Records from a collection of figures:
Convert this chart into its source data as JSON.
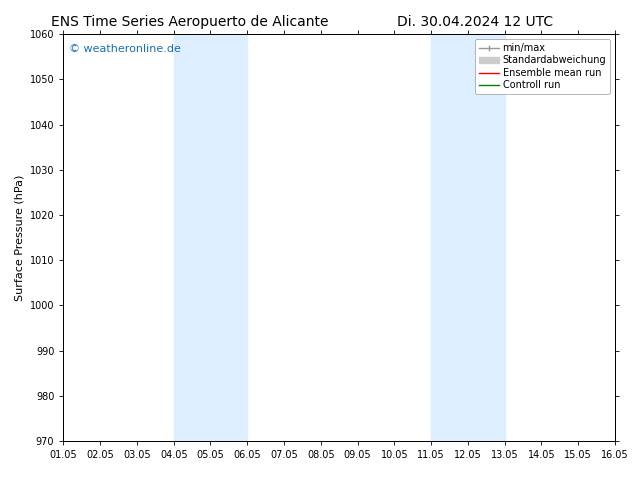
{
  "title_left": "ENS Time Series Aeropuerto de Alicante",
  "title_right": "Di. 30.04.2024 12 UTC",
  "ylabel": "Surface Pressure (hPa)",
  "ylim": [
    970,
    1060
  ],
  "yticks": [
    970,
    980,
    990,
    1000,
    1010,
    1020,
    1030,
    1040,
    1050,
    1060
  ],
  "xlim_start": 0,
  "xlim_end": 15,
  "xtick_labels": [
    "01.05",
    "02.05",
    "03.05",
    "04.05",
    "05.05",
    "06.05",
    "07.05",
    "08.05",
    "09.05",
    "10.05",
    "11.05",
    "12.05",
    "13.05",
    "14.05",
    "15.05",
    "16.05"
  ],
  "watermark": "© weatheronline.de",
  "watermark_color": "#1a6faf",
  "background_color": "#ffffff",
  "plot_bg_color": "#ffffff",
  "shaded_bands": [
    {
      "x_start": 3,
      "x_end": 5,
      "color": "#ddeeff"
    },
    {
      "x_start": 10,
      "x_end": 12,
      "color": "#ddeeff"
    }
  ],
  "legend_entries": [
    {
      "label": "min/max",
      "color": "#999999",
      "linestyle": "-",
      "linewidth": 1.0
    },
    {
      "label": "Standardabweichung",
      "color": "#cccccc",
      "linestyle": "-",
      "linewidth": 5
    },
    {
      "label": "Ensemble mean run",
      "color": "#ff0000",
      "linestyle": "-",
      "linewidth": 1.0
    },
    {
      "label": "Controll run",
      "color": "#008000",
      "linestyle": "-",
      "linewidth": 1.0
    }
  ],
  "title_fontsize": 10,
  "axis_label_fontsize": 8,
  "tick_fontsize": 7,
  "legend_fontsize": 7,
  "watermark_fontsize": 8
}
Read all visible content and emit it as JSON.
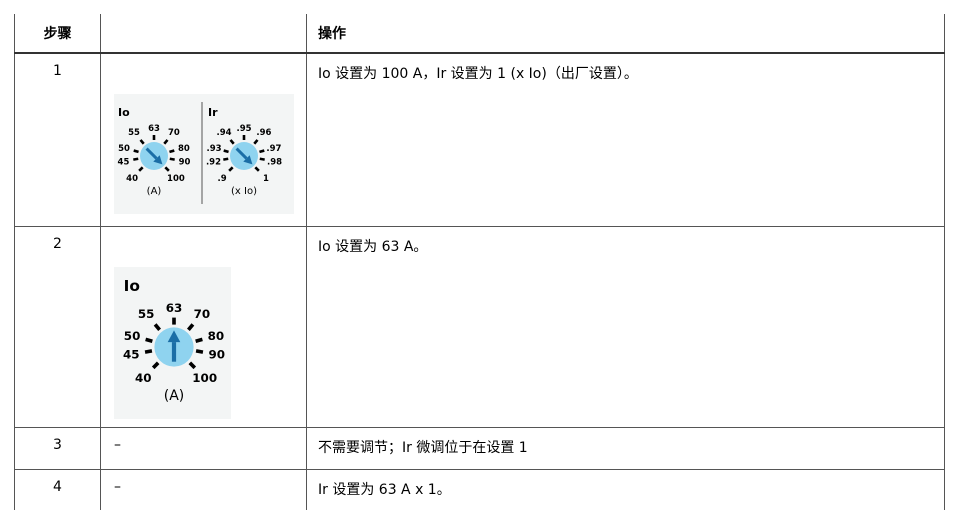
{
  "table": {
    "header": [
      "步骤",
      "操作"
    ],
    "rows": [
      {
        "step": "1",
        "image": {
          "dials": [
            {
              "title": "Io",
              "unit": "(A)",
              "ticks": [
                "40",
                "45",
                "50",
                "55",
                "63",
                "70",
                "80",
                "90",
                "100"
              ],
              "setting": 8
            },
            {
              "title": "Ir",
              "unit": "(x Io)",
              "ticks": [
                ".9",
                ".92",
                ".93",
                ".94",
                ".95",
                ".96",
                ".97",
                ".98",
                "1"
              ],
              "setting": 8
            }
          ]
        },
        "action": "Io 设置为 100 A，Ir 设置为 1 (x Io)（出厂设置）。"
      },
      {
        "step": "2",
        "image": {
          "dials": [
            {
              "title": "Io",
              "unit": "(A)",
              "ticks": [
                "40",
                "45",
                "50",
                "55",
                "63",
                "70",
                "80",
                "90",
                "100"
              ],
              "setting": 4
            }
          ]
        },
        "action": "Io 设置为 63 A。"
      },
      {
        "step": "3",
        "cell": "–",
        "action": "不需要调节；Ir 微调位于在设置 1"
      },
      {
        "step": "4",
        "cell": "–",
        "action": "Ir 设置为 63 A x 1。"
      }
    ]
  }
}
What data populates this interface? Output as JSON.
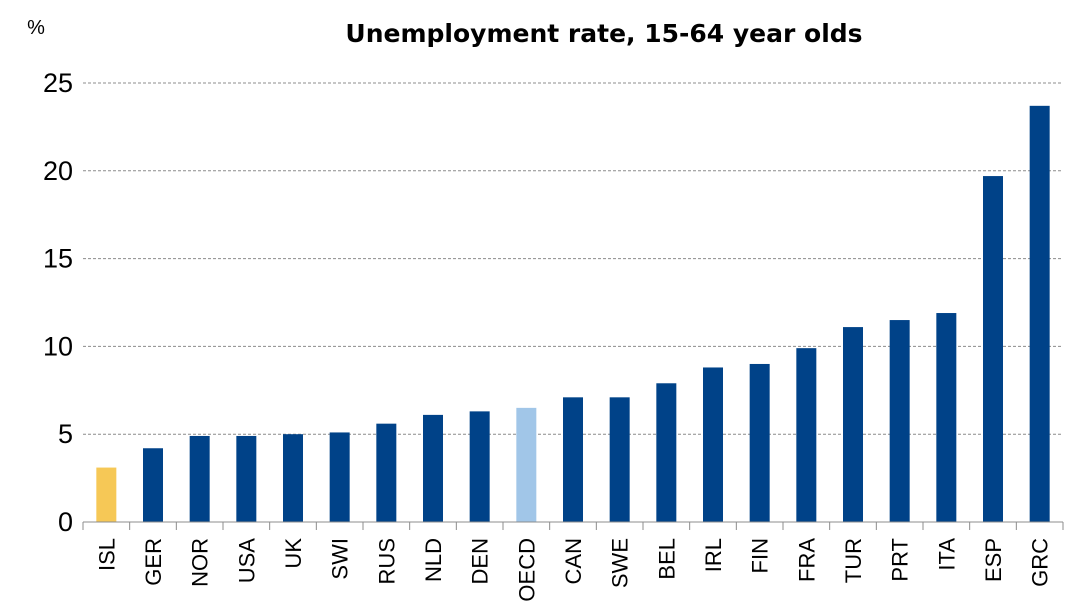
{
  "chart_data": {
    "type": "bar",
    "title": "Unemployment rate, 15-64 year olds",
    "ylabel": "%",
    "xlabel": "",
    "ylim": [
      0,
      25
    ],
    "yticks": [
      0,
      5,
      10,
      15,
      20,
      25
    ],
    "grid": true,
    "categories": [
      "ISL",
      "GER",
      "NOR",
      "USA",
      "UK",
      "SWI",
      "RUS",
      "NLD",
      "DEN",
      "OECD",
      "CAN",
      "SWE",
      "BEL",
      "IRL",
      "FIN",
      "FRA",
      "TUR",
      "PRT",
      "ITA",
      "ESP",
      "GRC"
    ],
    "values": [
      3.1,
      4.2,
      4.9,
      4.9,
      5.0,
      5.1,
      5.6,
      6.1,
      6.3,
      6.5,
      7.1,
      7.1,
      7.9,
      8.8,
      9.0,
      9.9,
      11.1,
      11.5,
      11.9,
      19.7,
      23.7
    ],
    "colors": {
      "default": "#004288",
      "ISL": "#f6c856",
      "OECD": "#a1c6e8"
    }
  }
}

PROBLEM DETAILS = Copy all of the entries verbatim, leaving out any pictures they contain.

EXERCISE OUTPUT =
Convert this chart into its source data as JSON.
{
  "title_left": "ENS Time Series Aeropuerto de Alicante",
  "title_right": "Di. 30.04.2024 12 UTC",
  "ylabel": "Surface Pressure (hPa)",
  "ylim": [
    970,
    1060
  ],
  "yticks": [
    970,
    980,
    990,
    1000,
    1010,
    1020,
    1030,
    1040,
    1050,
    1060
  ],
  "xlim_start": 0,
  "xlim_end": 15,
  "xtick_labels": [
    "01.05",
    "02.05",
    "03.05",
    "04.05",
    "05.05",
    "06.05",
    "07.05",
    "08.05",
    "09.05",
    "10.05",
    "11.05",
    "12.05",
    "13.05",
    "14.05",
    "15.05",
    "16.05"
  ],
  "watermark": "© weatheronline.de",
  "watermark_color": "#1a6faf",
  "background_color": "#ffffff",
  "plot_bg_color": "#ffffff",
  "shaded_bands": [
    {
      "x_start": 3,
      "x_end": 5,
      "color": "#ddeeff"
    },
    {
      "x_start": 10,
      "x_end": 12,
      "color": "#ddeeff"
    }
  ],
  "legend_entries": [
    {
      "label": "min/max",
      "color": "#999999",
      "linestyle": "-",
      "linewidth": 1.0
    },
    {
      "label": "Standardabweichung",
      "color": "#cccccc",
      "linestyle": "-",
      "linewidth": 5
    },
    {
      "label": "Ensemble mean run",
      "color": "#ff0000",
      "linestyle": "-",
      "linewidth": 1.0
    },
    {
      "label": "Controll run",
      "color": "#008000",
      "linestyle": "-",
      "linewidth": 1.0
    }
  ],
  "title_fontsize": 10,
  "axis_label_fontsize": 8,
  "tick_fontsize": 7,
  "legend_fontsize": 7,
  "watermark_fontsize": 8
}
Read all visible content and emit it as JSON.
{
  "table": {
    "header": [
      "步骤",
      "操作"
    ],
    "rows": [
      {
        "step": "1",
        "image": {
          "dials": [
            {
              "title": "Io",
              "unit": "(A)",
              "ticks": [
                "40",
                "45",
                "50",
                "55",
                "63",
                "70",
                "80",
                "90",
                "100"
              ],
              "setting": 8
            },
            {
              "title": "Ir",
              "unit": "(x Io)",
              "ticks": [
                ".9",
                ".92",
                ".93",
                ".94",
                ".95",
                ".96",
                ".97",
                ".98",
                "1"
              ],
              "setting": 8
            }
          ]
        },
        "action": "Io 设置为 100 A，Ir 设置为 1 (x Io)（出厂设置）。"
      },
      {
        "step": "2",
        "image": {
          "dials": [
            {
              "title": "Io",
              "unit": "(A)",
              "ticks": [
                "40",
                "45",
                "50",
                "55",
                "63",
                "70",
                "80",
                "90",
                "100"
              ],
              "setting": 4
            }
          ]
        },
        "action": "Io 设置为 63 A。"
      },
      {
        "step": "3",
        "cell": "–",
        "action": "不需要调节；Ir 微调位于在设置 1"
      },
      {
        "step": "4",
        "cell": "–",
        "action": "Ir 设置为 63 A x 1。"
      }
    ]
  }
}
What data populates this interface? Output as JSON.
{
  "chart_data": {
    "type": "bar",
    "title": "Unemployment rate, 15-64 year olds",
    "ylabel": "%",
    "xlabel": "",
    "ylim": [
      0,
      25
    ],
    "yticks": [
      0,
      5,
      10,
      15,
      20,
      25
    ],
    "grid": true,
    "categories": [
      "ISL",
      "GER",
      "NOR",
      "USA",
      "UK",
      "SWI",
      "RUS",
      "NLD",
      "DEN",
      "OECD",
      "CAN",
      "SWE",
      "BEL",
      "IRL",
      "FIN",
      "FRA",
      "TUR",
      "PRT",
      "ITA",
      "ESP",
      "GRC"
    ],
    "values": [
      3.1,
      4.2,
      4.9,
      4.9,
      5.0,
      5.1,
      5.6,
      6.1,
      6.3,
      6.5,
      7.1,
      7.1,
      7.9,
      8.8,
      9.0,
      9.9,
      11.1,
      11.5,
      11.9,
      19.7,
      23.7
    ],
    "colors": {
      "default": "#004288",
      "ISL": "#f6c856",
      "OECD": "#a1c6e8"
    }
  }
}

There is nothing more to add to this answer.